Job — Determine the number of lines containing the word "天悦府杯". Reply with it and nothing else.

Entries shown —
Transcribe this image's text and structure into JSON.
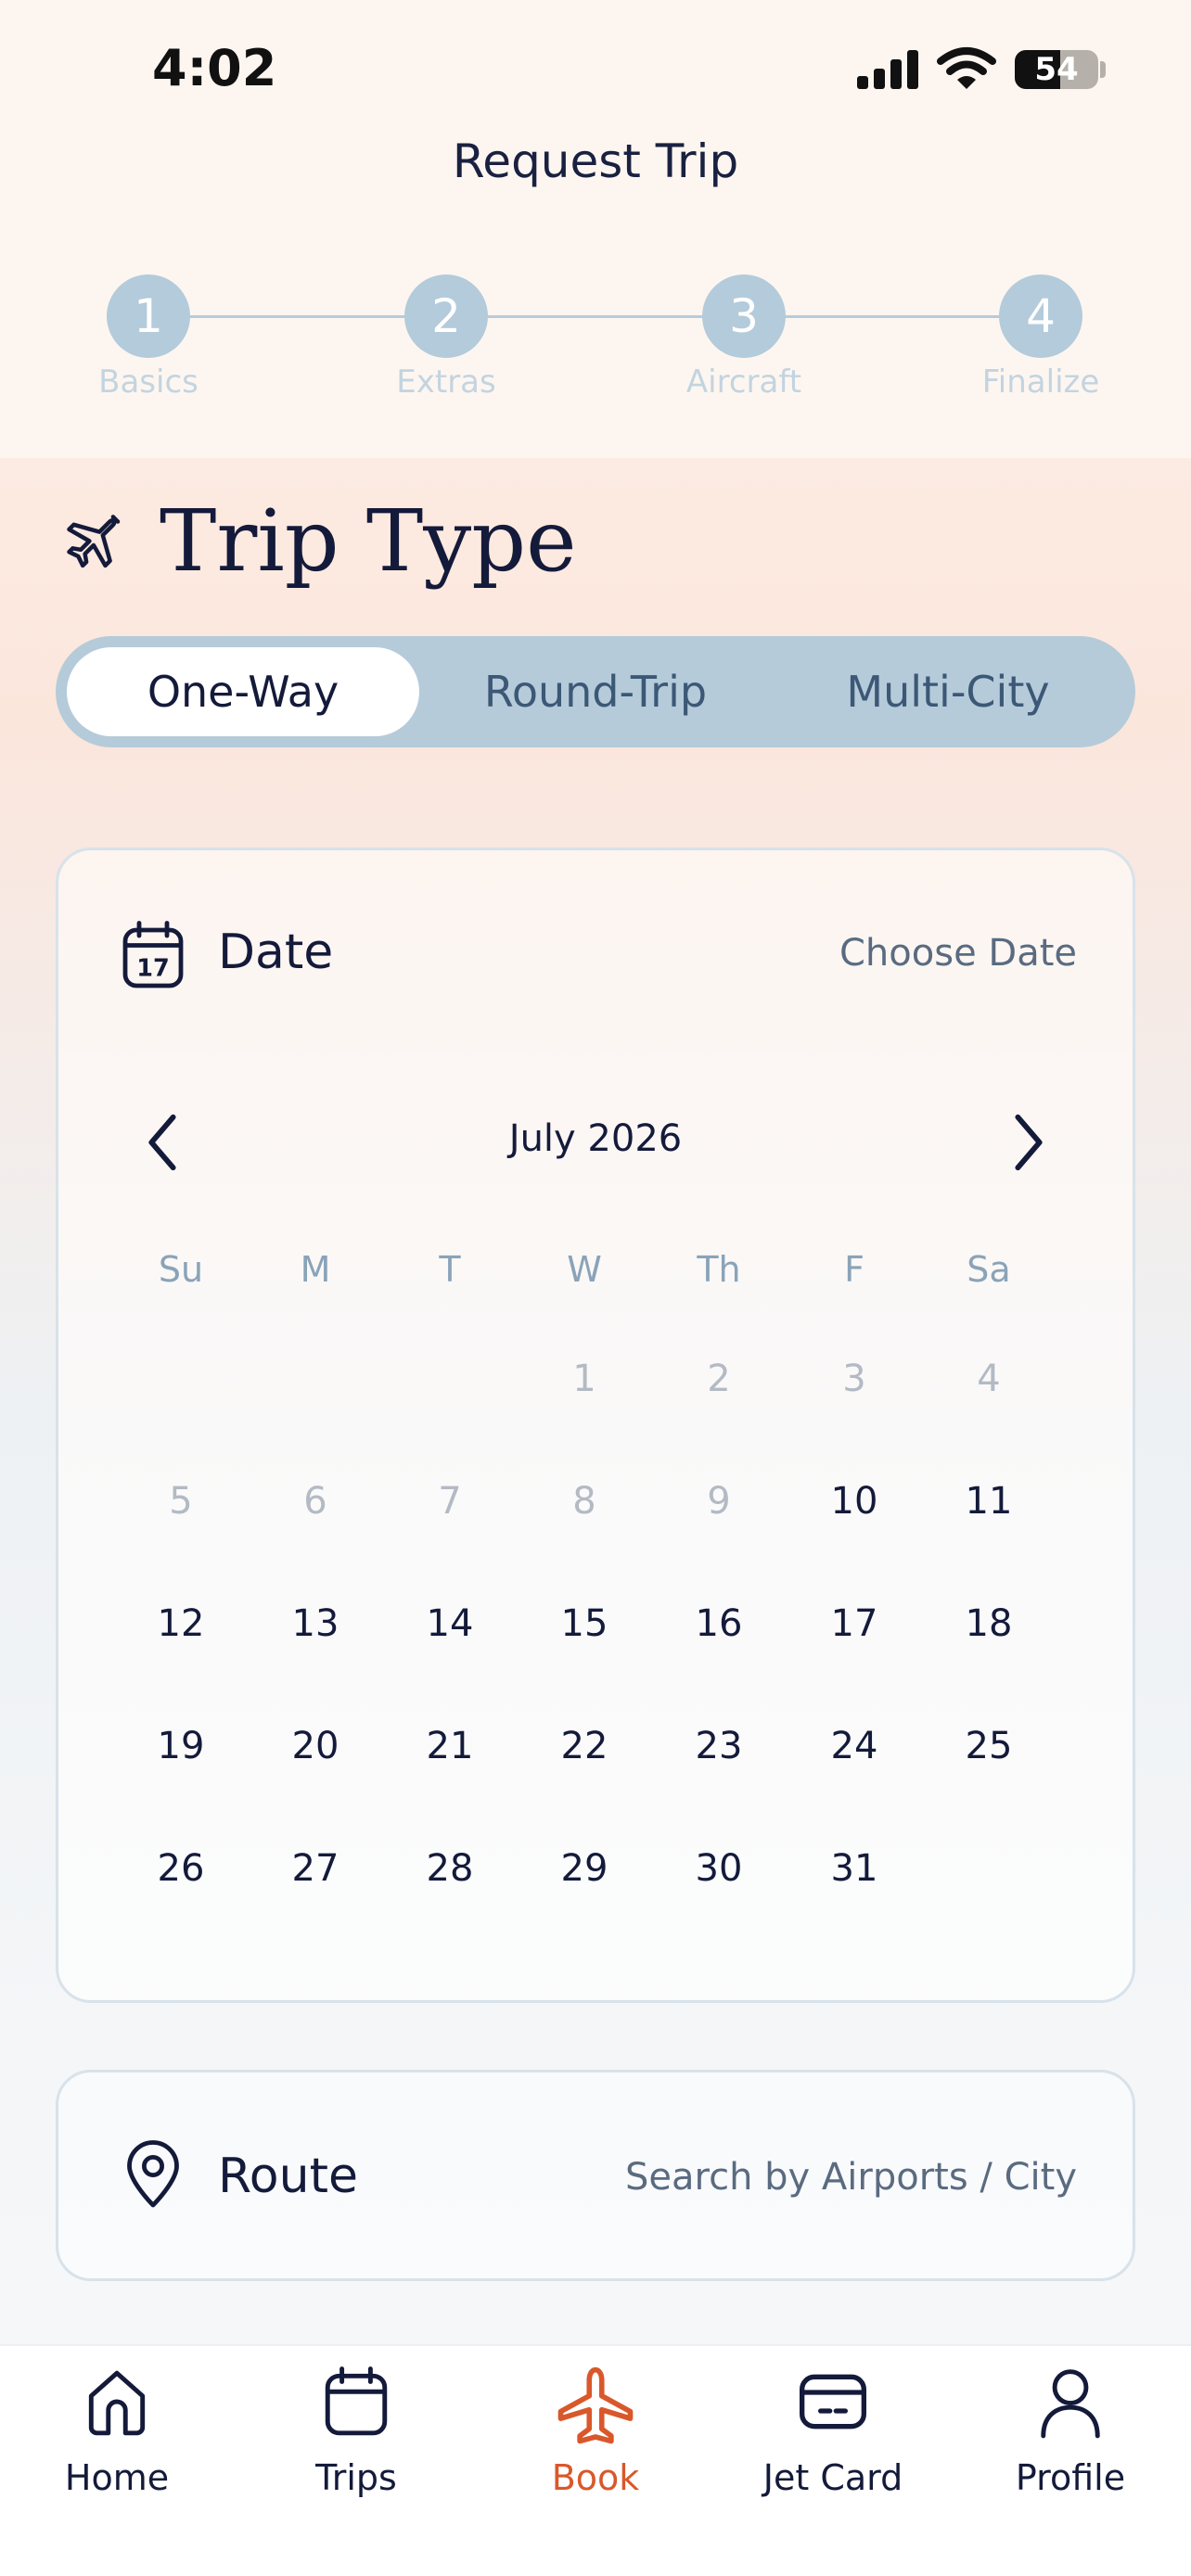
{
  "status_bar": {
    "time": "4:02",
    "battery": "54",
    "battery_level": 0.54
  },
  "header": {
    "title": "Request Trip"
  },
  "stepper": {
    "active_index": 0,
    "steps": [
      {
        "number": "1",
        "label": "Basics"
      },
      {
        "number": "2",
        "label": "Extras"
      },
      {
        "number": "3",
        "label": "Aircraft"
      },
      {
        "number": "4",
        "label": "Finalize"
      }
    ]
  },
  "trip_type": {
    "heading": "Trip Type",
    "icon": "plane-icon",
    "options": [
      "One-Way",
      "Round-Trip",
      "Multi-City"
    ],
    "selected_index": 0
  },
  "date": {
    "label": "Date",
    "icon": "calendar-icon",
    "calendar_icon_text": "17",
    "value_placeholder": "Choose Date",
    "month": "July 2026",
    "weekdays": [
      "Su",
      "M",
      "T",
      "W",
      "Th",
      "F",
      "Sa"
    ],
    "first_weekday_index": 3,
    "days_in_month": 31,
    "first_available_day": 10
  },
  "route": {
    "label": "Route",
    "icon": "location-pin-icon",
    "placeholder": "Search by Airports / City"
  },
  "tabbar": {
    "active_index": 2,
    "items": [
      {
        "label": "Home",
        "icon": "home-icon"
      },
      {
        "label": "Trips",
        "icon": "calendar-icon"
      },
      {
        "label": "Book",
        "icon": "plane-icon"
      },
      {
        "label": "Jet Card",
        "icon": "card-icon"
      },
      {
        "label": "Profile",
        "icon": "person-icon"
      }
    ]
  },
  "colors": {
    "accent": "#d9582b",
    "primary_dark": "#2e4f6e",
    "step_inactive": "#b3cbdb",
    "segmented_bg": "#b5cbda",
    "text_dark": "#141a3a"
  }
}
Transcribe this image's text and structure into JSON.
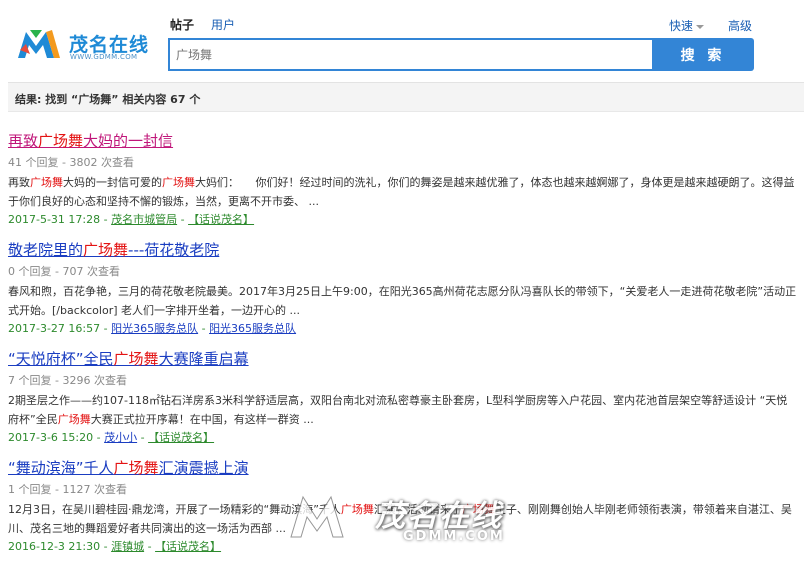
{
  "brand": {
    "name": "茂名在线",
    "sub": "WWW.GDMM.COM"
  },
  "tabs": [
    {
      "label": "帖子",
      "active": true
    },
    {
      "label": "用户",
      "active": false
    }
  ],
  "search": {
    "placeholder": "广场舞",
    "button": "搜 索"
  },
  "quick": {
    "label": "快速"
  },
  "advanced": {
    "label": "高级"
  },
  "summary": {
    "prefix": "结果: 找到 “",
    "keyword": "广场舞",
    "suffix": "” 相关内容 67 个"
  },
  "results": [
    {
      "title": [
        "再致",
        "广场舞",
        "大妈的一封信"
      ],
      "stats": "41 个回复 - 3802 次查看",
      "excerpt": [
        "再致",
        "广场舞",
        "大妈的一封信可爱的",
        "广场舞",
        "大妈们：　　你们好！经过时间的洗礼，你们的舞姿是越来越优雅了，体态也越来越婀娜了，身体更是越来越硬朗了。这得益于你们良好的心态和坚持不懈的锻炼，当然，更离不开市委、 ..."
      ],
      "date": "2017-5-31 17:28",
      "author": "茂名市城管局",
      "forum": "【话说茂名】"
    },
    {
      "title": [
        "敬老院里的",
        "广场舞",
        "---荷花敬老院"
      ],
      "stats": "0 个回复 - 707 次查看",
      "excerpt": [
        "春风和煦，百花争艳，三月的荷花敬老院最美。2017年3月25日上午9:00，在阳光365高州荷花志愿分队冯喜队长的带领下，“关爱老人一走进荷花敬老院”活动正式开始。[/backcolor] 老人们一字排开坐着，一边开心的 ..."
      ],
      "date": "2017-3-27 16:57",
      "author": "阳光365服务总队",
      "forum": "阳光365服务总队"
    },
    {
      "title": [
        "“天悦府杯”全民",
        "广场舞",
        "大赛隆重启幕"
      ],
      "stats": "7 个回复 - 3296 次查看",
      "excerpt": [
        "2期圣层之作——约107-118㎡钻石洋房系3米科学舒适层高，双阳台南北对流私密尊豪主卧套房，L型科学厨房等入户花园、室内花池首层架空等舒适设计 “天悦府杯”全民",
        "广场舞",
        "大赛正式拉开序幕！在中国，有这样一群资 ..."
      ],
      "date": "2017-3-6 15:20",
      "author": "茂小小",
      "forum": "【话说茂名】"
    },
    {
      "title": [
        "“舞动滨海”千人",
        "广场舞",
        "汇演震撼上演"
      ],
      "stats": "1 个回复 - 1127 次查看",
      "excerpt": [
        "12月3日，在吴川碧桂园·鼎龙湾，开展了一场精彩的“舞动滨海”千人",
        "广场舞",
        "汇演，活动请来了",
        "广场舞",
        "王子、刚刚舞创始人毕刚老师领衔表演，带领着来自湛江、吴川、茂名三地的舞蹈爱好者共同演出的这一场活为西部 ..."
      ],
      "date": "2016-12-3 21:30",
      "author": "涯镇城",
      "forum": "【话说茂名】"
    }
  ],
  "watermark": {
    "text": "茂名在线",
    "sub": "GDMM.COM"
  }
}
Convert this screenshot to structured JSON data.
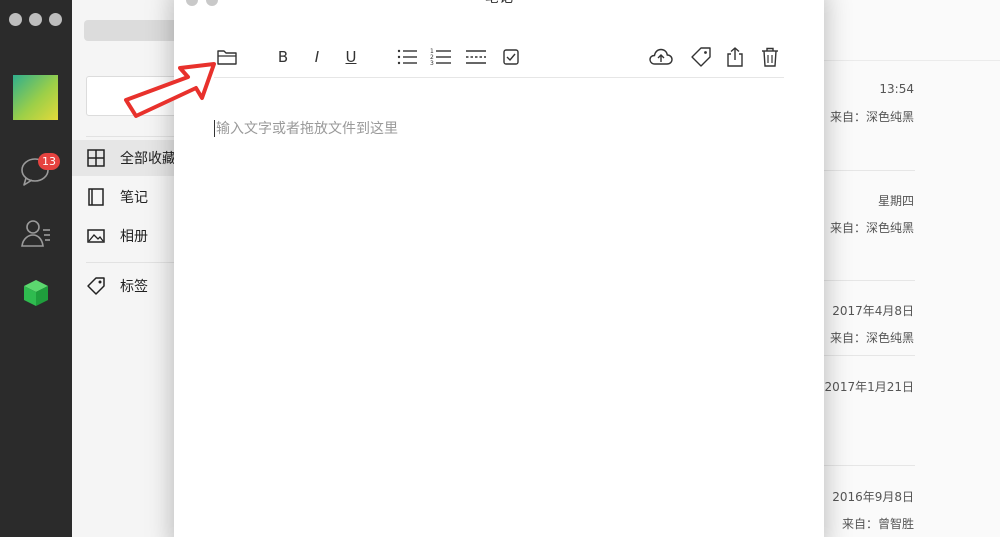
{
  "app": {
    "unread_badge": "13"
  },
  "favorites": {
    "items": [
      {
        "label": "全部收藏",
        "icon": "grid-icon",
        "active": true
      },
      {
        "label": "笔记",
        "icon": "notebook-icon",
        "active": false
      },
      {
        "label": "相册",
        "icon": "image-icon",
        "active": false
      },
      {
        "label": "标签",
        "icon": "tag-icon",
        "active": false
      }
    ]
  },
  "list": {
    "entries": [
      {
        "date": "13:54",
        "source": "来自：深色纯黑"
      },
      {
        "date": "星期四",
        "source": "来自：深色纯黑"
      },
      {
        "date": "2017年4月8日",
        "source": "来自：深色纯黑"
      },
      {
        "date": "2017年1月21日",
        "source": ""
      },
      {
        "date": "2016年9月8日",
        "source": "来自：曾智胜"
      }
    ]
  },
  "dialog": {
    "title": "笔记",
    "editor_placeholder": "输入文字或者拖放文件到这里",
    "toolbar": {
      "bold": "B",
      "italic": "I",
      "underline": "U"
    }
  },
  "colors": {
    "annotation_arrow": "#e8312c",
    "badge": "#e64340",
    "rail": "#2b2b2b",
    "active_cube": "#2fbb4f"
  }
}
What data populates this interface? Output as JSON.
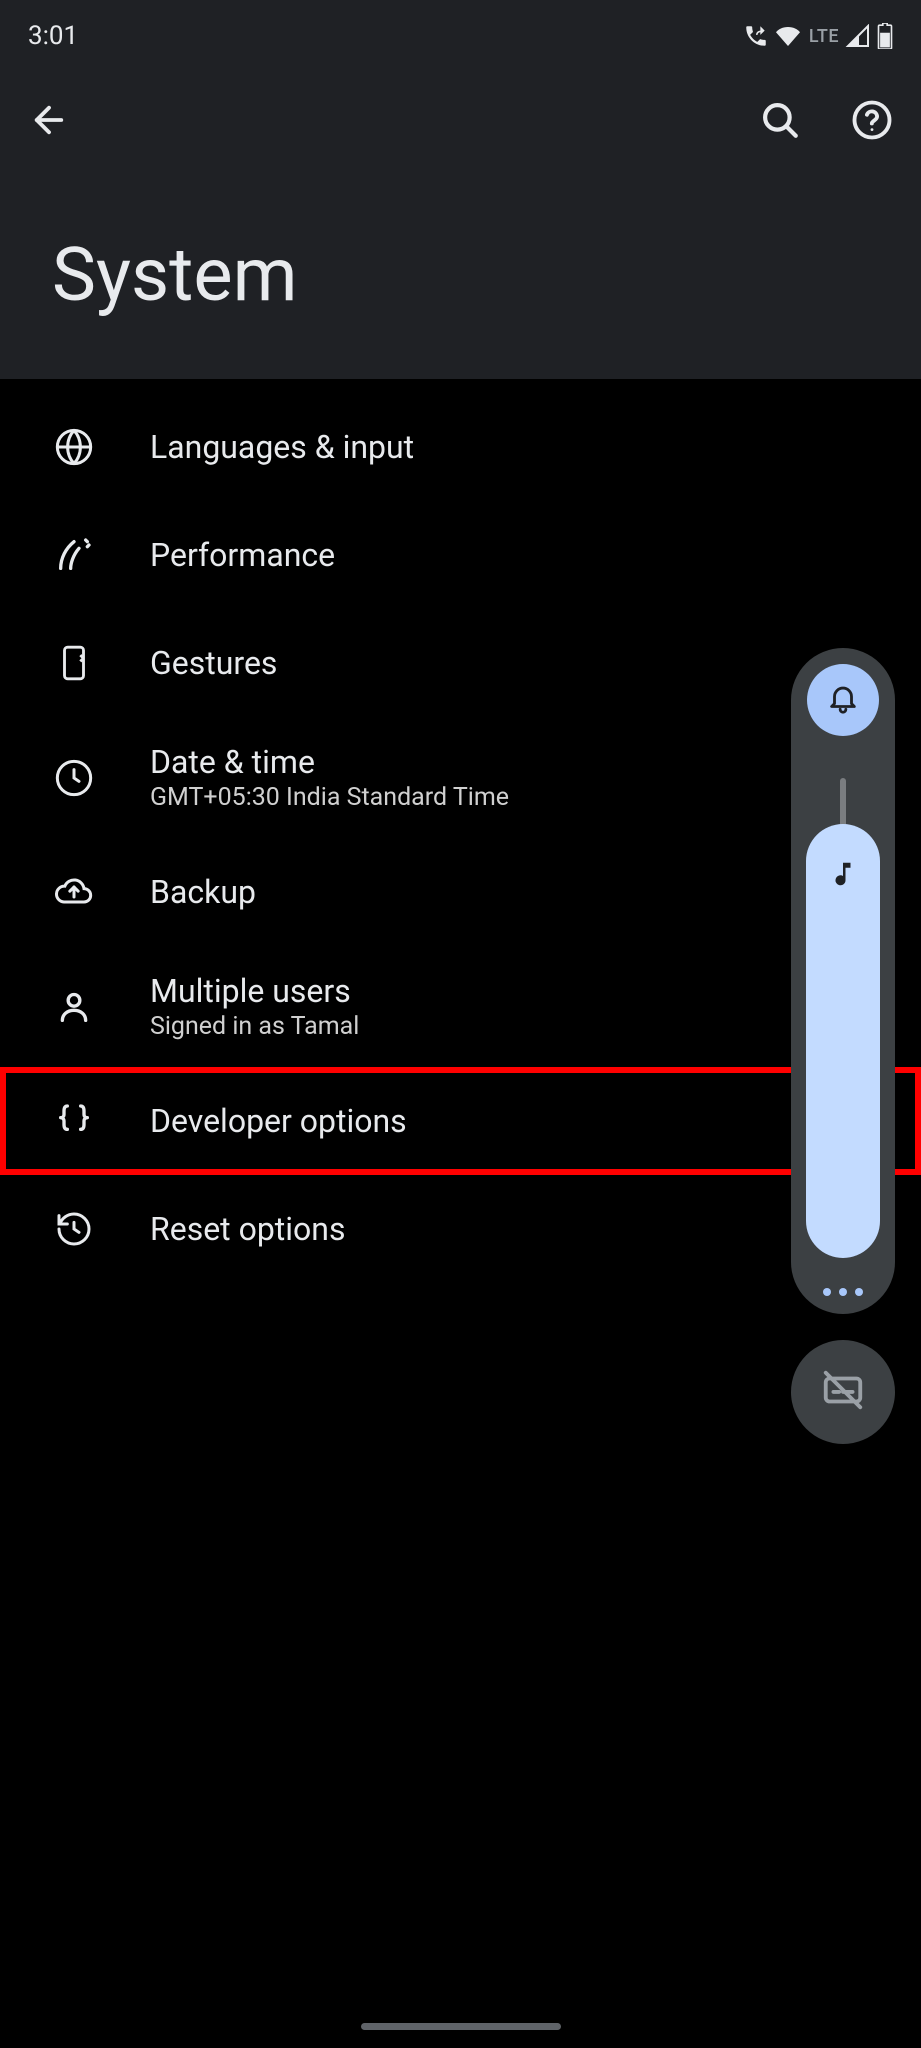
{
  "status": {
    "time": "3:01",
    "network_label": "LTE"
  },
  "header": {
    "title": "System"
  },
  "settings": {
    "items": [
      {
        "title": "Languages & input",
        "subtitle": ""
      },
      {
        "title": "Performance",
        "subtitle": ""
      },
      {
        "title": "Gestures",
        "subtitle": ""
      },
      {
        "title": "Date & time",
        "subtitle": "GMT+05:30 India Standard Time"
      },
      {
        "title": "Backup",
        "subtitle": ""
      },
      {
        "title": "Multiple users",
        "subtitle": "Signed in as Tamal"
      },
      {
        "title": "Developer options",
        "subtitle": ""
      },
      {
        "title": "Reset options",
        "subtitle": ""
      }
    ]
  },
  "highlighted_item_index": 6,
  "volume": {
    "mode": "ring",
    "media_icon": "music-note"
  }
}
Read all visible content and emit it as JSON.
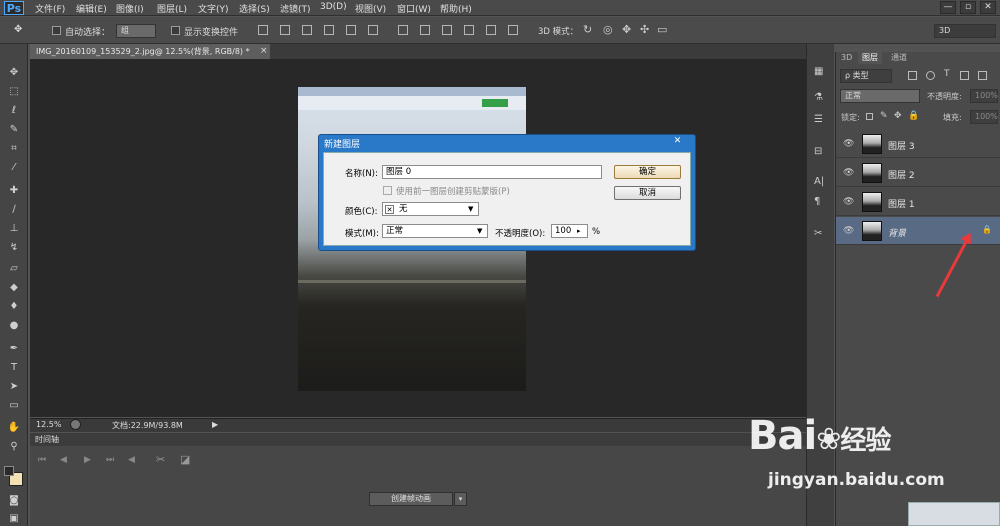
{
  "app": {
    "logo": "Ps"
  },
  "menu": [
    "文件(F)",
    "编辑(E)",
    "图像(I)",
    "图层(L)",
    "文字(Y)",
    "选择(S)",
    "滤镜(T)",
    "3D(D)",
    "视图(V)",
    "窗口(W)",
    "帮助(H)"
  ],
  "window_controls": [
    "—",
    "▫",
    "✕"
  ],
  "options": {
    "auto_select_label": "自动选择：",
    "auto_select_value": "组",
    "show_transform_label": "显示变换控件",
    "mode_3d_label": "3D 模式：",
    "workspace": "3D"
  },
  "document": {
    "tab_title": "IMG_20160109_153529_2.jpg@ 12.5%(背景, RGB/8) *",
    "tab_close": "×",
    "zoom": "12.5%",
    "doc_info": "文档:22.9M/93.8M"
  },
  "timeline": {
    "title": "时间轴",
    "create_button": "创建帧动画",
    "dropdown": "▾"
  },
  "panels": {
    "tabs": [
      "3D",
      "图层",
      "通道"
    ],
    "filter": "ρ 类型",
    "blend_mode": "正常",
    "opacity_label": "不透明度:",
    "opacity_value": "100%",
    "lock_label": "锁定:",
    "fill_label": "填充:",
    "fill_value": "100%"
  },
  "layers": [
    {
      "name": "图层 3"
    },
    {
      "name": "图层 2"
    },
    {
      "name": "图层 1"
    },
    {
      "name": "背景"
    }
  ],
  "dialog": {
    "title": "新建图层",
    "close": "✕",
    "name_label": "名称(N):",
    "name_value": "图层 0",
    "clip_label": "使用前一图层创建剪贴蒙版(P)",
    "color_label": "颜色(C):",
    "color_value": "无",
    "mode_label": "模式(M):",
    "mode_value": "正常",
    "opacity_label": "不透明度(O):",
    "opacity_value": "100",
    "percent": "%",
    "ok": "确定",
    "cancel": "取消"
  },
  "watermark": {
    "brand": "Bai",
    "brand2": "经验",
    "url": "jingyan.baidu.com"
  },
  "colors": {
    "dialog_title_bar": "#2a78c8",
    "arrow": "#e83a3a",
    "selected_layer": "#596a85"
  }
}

Task response — 2